What is expected. State the number of lines in these records that include the word "failure", and add nothing to it.

----------

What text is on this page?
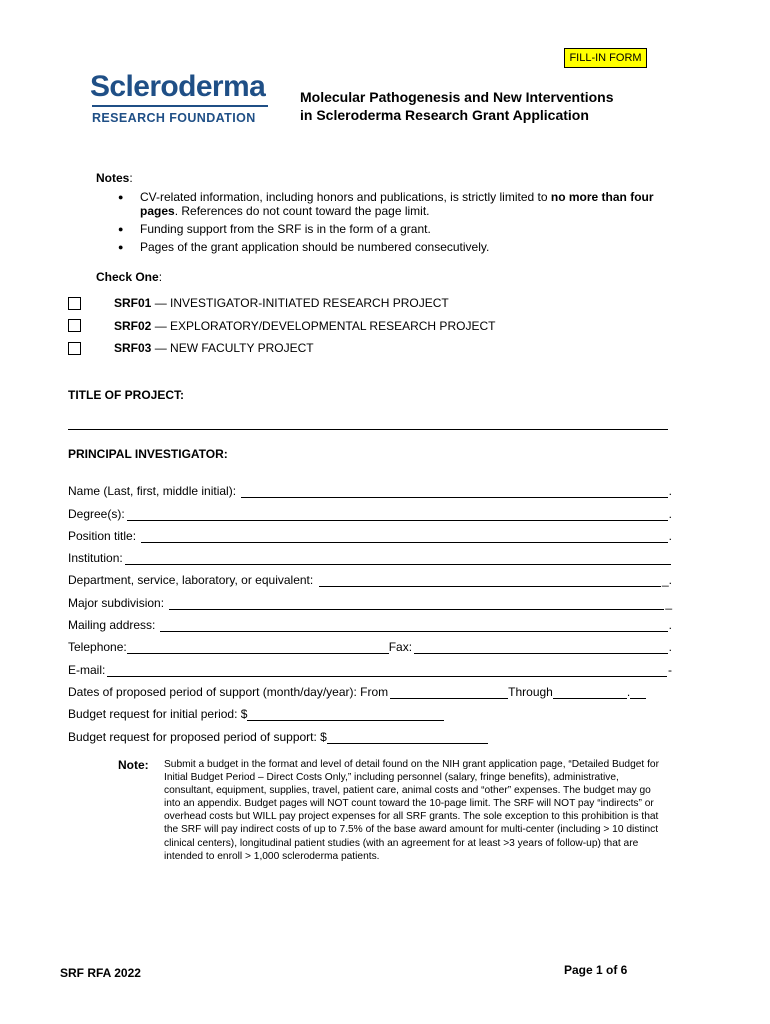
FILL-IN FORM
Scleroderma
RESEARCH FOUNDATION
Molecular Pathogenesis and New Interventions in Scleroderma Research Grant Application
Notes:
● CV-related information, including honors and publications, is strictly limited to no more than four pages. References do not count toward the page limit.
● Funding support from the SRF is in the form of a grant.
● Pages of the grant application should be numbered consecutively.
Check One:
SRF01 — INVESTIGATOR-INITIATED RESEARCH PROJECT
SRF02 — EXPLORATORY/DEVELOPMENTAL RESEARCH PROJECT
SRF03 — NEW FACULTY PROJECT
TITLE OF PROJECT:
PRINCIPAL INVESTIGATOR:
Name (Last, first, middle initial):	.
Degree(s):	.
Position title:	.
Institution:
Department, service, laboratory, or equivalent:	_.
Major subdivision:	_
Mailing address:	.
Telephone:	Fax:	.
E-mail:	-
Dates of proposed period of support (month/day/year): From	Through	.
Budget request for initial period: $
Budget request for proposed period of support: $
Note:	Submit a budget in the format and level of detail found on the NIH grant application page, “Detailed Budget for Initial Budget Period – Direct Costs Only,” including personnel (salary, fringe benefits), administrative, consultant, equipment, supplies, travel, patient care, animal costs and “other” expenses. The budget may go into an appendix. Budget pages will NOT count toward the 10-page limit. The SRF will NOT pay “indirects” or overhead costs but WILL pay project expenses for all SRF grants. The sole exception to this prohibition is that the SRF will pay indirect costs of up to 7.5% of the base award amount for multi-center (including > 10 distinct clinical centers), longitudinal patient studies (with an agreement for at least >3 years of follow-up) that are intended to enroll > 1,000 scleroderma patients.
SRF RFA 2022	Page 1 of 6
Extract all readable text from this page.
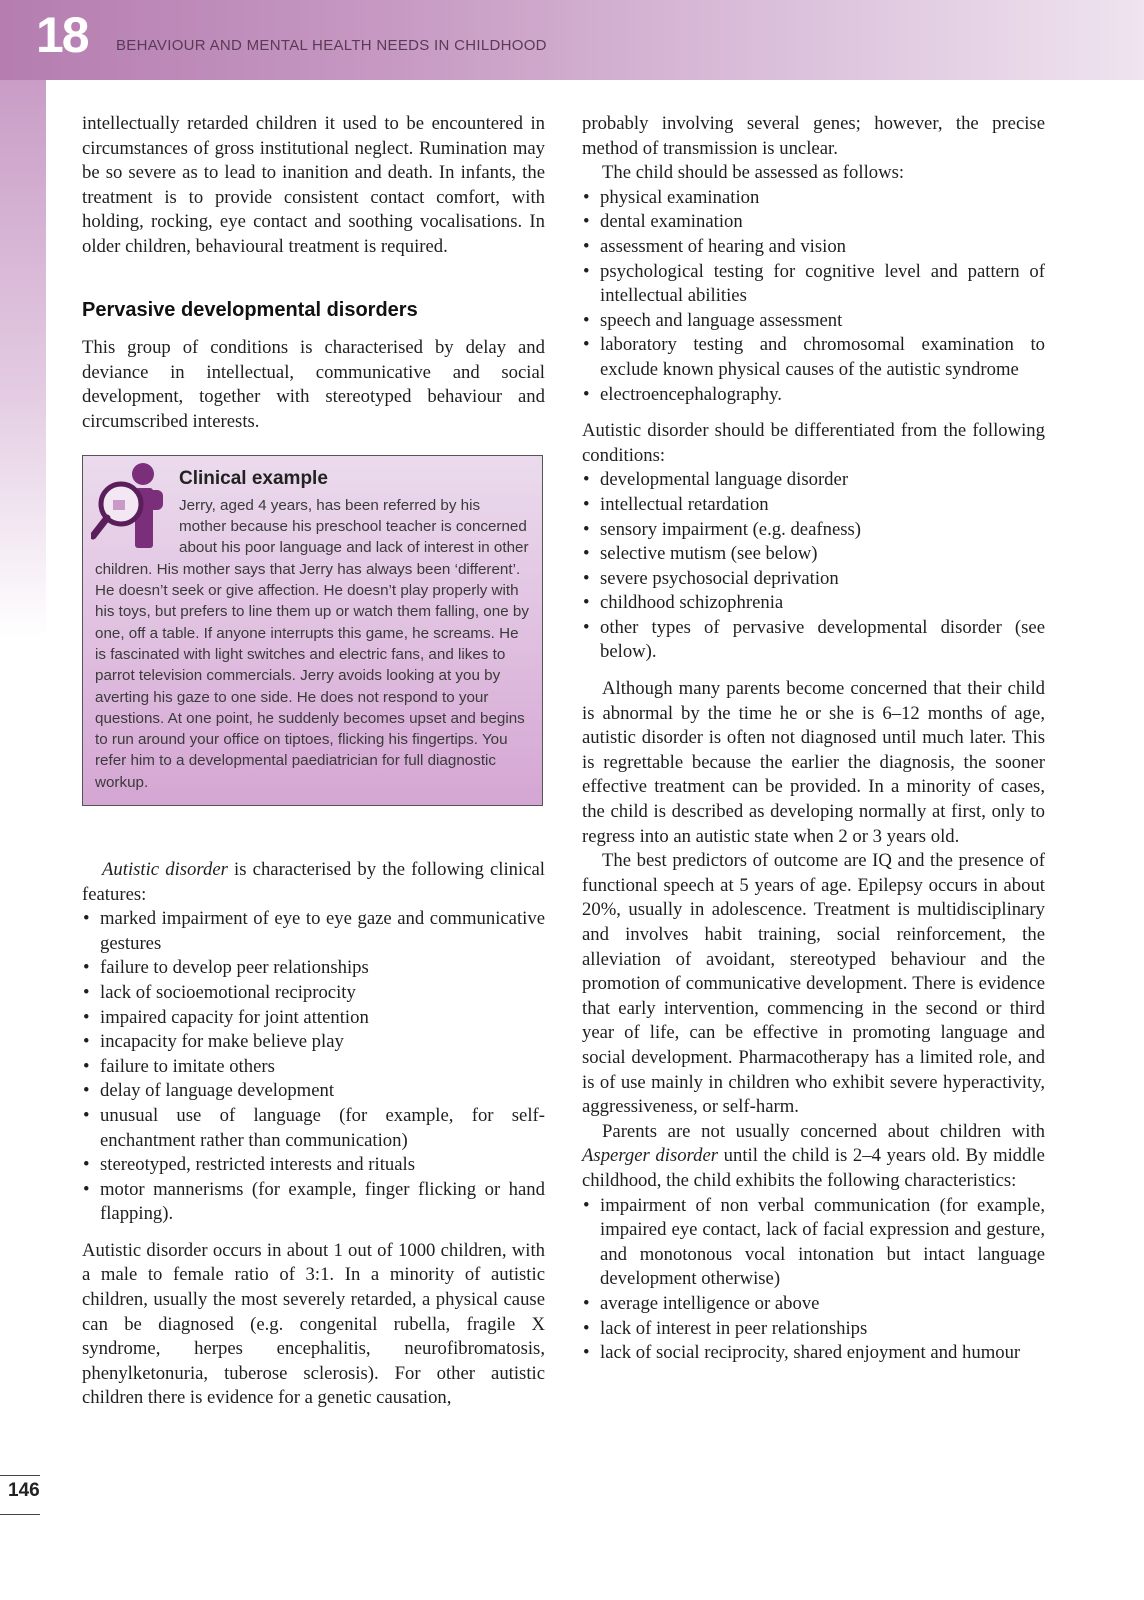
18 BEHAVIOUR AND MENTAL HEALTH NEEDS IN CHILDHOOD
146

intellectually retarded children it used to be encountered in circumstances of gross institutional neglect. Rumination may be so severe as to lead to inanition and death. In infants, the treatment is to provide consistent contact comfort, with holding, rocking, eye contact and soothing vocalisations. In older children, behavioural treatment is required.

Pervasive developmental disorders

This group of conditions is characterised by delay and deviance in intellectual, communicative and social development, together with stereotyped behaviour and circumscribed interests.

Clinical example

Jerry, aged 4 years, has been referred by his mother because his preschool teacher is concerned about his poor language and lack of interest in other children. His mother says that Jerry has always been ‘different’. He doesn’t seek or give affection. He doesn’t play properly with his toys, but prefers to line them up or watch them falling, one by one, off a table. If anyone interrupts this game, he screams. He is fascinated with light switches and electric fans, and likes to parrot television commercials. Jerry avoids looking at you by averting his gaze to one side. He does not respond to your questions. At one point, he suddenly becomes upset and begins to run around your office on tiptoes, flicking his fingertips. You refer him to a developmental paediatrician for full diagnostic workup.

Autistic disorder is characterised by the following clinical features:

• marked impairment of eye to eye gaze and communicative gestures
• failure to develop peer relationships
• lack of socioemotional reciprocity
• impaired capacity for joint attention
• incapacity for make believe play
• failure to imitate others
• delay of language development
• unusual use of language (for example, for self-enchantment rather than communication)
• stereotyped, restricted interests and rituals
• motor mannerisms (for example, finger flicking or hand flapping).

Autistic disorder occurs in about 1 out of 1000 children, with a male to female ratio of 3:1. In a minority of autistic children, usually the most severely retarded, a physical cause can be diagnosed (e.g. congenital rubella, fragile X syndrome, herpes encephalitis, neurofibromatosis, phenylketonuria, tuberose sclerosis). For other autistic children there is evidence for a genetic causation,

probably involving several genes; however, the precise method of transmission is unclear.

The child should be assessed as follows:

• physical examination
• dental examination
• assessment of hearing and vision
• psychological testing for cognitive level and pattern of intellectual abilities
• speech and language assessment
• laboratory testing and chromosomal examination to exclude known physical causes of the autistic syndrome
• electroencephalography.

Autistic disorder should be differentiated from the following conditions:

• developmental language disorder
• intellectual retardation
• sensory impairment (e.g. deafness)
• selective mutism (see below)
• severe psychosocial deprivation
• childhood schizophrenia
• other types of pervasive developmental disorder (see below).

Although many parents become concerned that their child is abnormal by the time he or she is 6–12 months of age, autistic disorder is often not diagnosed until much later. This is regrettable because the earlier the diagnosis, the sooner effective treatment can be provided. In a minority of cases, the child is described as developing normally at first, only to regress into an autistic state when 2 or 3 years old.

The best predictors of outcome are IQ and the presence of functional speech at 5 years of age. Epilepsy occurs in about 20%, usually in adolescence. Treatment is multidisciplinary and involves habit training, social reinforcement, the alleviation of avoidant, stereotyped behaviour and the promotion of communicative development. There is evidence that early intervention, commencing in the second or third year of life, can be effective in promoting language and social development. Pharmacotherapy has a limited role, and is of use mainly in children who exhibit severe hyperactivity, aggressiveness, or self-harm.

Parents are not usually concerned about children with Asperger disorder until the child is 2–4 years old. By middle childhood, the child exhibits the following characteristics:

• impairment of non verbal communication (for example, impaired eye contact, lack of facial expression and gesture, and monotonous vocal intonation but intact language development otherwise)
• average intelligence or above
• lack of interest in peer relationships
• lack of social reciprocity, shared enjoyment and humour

----------

Reply to the task. 2